Start
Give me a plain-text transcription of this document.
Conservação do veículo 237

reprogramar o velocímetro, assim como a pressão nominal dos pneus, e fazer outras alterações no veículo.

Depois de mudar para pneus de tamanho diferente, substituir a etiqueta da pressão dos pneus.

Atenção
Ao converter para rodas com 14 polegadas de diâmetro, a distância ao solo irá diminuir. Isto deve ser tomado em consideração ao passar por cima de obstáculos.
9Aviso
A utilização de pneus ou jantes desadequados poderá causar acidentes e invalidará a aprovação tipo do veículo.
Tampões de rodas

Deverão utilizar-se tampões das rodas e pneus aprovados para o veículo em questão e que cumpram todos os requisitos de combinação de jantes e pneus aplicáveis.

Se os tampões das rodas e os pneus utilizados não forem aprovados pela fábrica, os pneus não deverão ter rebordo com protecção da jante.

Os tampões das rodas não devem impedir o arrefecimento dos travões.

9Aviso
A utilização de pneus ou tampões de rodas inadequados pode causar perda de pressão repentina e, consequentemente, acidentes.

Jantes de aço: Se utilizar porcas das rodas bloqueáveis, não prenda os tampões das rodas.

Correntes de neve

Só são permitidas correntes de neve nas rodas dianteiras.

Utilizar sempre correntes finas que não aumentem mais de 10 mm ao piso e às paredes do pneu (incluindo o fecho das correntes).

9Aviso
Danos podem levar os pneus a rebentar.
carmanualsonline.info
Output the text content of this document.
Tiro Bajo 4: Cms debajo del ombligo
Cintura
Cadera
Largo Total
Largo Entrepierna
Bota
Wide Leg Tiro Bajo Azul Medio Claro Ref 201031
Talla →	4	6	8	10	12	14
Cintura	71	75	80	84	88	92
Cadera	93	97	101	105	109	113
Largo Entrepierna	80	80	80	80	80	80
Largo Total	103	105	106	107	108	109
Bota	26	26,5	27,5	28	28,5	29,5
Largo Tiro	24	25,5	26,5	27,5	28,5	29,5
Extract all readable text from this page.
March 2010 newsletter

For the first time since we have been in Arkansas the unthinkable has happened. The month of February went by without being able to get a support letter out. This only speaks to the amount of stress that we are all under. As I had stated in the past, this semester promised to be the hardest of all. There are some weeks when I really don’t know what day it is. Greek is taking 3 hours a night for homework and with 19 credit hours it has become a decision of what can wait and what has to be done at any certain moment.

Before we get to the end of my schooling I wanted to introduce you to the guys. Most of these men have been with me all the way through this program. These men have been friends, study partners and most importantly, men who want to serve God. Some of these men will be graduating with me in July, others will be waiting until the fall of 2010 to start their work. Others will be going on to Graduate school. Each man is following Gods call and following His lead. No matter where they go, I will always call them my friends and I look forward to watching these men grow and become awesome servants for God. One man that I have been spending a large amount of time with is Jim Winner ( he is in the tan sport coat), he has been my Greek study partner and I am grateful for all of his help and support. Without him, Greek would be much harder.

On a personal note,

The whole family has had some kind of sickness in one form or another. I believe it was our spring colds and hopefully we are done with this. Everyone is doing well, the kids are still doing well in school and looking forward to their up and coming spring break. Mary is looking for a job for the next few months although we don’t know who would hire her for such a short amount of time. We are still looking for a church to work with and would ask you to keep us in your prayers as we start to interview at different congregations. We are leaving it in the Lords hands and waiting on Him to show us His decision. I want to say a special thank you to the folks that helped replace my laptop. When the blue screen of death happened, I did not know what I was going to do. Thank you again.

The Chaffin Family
End
- _WHAT YOU SHOULD DO_: Locate all lines that include the word "Bajo" and copy them out.

- _TASK SOLUTION_:
Tiro Bajo 4: Cms debajo del ombligo
Wide Leg Tiro Bajo Azul Medio Claro Ref 201031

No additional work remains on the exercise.